
    Yet Reggie also is a legitimate Great Detective, filled with a fervor, quite remarkable for the period, for justice. This moral fervor comes through strongly in Mr. Fortune Objects, in tales that deal in a mature, thoughtful way with the existence of evil in the world.

H. C. BAILEY

    In “The Broken Toad” (a brilliant title for a story that first appeared in the October 1934 issue of Windsor Magazine), the arsenic poisoning of a policeman leads Reggie, in his capacity as medical consultant to Scotland Yard, into a remarkable case of suburban dysfunction. Arguably Bailey’s best tale, Toad is suspensefully and vividly told and there is much genuine detection (some having to do, appropriately enough, with food).

    In “The Long Dinner,” a menu and the strange drawing on the back of it lead Reggie into the maze of a diabolical murder scheme. A serious moral question is explored here. Reggie is pretty intuitive here, but the plot is quite interesting. Reggie also reunites with his detective friend from France, who is a good character.

    In “The Yellow Slugs,” one of the better-known Fortune tales (it was anthologized by Dorothy L. Sayers), Bailey delves interestingly into child psychology. Bailey often dealt with threats to children in his works and could sometimes be tiresomely sentimental, but “Slugs” is not overdone in this regard and in fact is rather realistic, modern and dark. Reggie also does some real detective spade work here, rather akin to what one might find in an R. Austin Freeman tale.

    “Toad” and “Slugs” are particularly striking in that they are far removed from the aristocratic country house/quaint village settings so often associated with British Golden Age mystery. Instead, they focus on severe moral dysfunction in more modern-feeling suburban and urban settings.

H. C. BAILEY

    The three other tales are worth reading as well, especially “The Angel’s Eye,” which was praised by Jacques Barzun. This one actually is set in an English country house and involves a locked room problem of sorts (though anyone expecting John Dickson Carr will be disappointed).

_ _ _ _ _

_STUDY QUESTIONS_:
1 > According to the review of Mr. Fortune Objects, which issue of Windsor Magazine first carried "The Broken Toad"?
2 > Decide whether each statement agrees with the review of Mr. Fortune Objects: (a) "The Yellow Slugs" was anthologized by Dorothy L. Sayers. (b) "The Angel's Eye" takes place in a suburban setting. (c) In "The Long Dinner," Reggie reunites with a detective friend from France.
3 > Write a continuation of the review of Mr. Fortune Objects, starting after its last sentence.

(Items from a dataset)
_ _ _ _ _

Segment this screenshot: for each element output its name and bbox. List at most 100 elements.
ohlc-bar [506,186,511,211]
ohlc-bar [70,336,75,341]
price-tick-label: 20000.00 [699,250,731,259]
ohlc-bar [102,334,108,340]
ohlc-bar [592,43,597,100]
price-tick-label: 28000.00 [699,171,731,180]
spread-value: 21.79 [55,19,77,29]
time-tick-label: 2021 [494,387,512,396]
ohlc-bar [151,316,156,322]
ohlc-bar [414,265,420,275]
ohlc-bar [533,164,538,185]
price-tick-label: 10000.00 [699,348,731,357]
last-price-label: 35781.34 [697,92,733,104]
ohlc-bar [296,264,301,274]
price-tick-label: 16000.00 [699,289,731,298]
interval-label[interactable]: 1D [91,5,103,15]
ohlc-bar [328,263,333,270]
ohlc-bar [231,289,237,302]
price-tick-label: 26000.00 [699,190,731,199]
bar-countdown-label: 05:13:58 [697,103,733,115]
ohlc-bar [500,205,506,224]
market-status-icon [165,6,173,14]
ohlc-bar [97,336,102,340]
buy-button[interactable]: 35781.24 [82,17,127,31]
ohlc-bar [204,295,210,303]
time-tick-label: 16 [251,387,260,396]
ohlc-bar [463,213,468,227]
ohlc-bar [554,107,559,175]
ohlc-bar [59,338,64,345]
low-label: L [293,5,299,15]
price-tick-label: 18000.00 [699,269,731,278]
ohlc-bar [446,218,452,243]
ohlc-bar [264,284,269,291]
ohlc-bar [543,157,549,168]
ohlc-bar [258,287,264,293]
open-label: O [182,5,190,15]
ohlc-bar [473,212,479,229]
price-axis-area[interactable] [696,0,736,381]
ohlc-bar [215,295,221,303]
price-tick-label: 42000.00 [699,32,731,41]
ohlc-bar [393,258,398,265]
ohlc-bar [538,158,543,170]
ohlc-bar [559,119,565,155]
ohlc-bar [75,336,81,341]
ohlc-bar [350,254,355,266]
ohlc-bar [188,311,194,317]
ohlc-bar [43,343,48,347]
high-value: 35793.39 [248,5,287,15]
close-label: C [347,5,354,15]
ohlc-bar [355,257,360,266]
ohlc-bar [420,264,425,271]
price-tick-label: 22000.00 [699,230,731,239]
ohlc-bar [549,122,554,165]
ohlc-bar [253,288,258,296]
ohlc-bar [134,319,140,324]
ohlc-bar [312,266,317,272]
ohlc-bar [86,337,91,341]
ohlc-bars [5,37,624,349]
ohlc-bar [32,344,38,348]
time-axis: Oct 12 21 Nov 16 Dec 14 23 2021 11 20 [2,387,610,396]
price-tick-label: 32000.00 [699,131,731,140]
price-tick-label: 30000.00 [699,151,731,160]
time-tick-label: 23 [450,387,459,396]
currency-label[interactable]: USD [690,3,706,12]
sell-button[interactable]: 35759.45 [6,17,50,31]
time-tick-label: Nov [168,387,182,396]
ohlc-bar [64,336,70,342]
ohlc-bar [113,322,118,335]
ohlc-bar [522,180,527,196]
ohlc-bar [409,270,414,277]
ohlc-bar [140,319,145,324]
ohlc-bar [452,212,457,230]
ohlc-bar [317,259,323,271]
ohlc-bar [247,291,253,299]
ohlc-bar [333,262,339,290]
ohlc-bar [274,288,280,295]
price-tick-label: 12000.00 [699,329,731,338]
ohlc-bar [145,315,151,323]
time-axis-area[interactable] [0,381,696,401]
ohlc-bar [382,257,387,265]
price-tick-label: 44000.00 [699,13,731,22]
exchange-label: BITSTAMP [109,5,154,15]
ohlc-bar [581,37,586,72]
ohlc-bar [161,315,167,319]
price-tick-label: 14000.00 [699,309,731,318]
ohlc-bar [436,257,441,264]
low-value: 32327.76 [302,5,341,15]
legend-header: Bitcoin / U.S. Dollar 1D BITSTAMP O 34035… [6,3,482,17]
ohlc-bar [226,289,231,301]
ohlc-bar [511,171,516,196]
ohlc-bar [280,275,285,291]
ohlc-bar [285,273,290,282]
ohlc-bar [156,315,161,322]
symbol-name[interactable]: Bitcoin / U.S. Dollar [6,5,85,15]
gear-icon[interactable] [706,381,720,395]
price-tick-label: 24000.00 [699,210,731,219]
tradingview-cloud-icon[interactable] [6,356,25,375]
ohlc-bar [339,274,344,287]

_ _ _ _ _

_TASK RESPONSES_:
1 > The October 1934 issue.

2 >
(a) Yes: "it was anthologized by Dorothy L. Sayers"
(b) No: "This one actually is set in an English country house"
(c) Yes: "Reggie also reunites with his detective friend from France"

3 >
    Published a year after Mr. Fortune Objects, A Clue for Mr. Fortune is another strong collection of six long stories: “The Torn Stocking,” “The Swimming Pool,” “The Hole in the Parchment,” “The Holy Well,” “The Wistful Goddess” and “The Dead Leaves.”

    None perhaps has the depth of “The Broken Toad,” “The Long Dinner” or “The Yellow Slugs,” but several rank near the top of the Bailey works, being quite clever and entertaining.

    Reggie Fortune is still bountifully bedecked with mannerisms some might fight irritating (he seems to have picked up the habit of quoting extensively in these later tales, though, thankfully he now looks less at people with the wondering eyes of a child), but he seems a mite less precious and more impressive in his role as an instrument of justice.

    The best-known of the Clue tales probably is “The Dead Leaves,” which was anthologized in The Oxford Book of English Detective Stories, but it is not the actual best of the tales in Clue, in my opinion. My favorites are “The Torn Stocking,” “The Hole in the Parchment” and “The Holy Well.”

H. C. BAILEY

    With “The Torn Stocking” we again see the exploration of a favorite theme of Bailey’s, that of the consequences of family dysfunction. The milieu is rather shabby urban middle-class. Reggie investigates the seeming suicide (head in the gas oven) of a teenage girl accused of shoplifting, with surprising results. His detective work is quite interesting.

    “The Hole in the Parchment” sees Reggie and wife Joan vacationing in Florence, Italy (a number of the Fortune tales takes place in France, Germany and Italy). There the two become involved in a case involving theft and forgery, quite cleverly done.

    In “The Holy Well,” Bailey gives bravura treatment to a classic detective story device. The story involves murder in rural Cornwall. Both the atmosphere and the plotting are first-rate.

    Both Mr. Fortune Objects and Clue for Mr. Fortune are fine mystery short story collection that merit reprinting for a modern audience.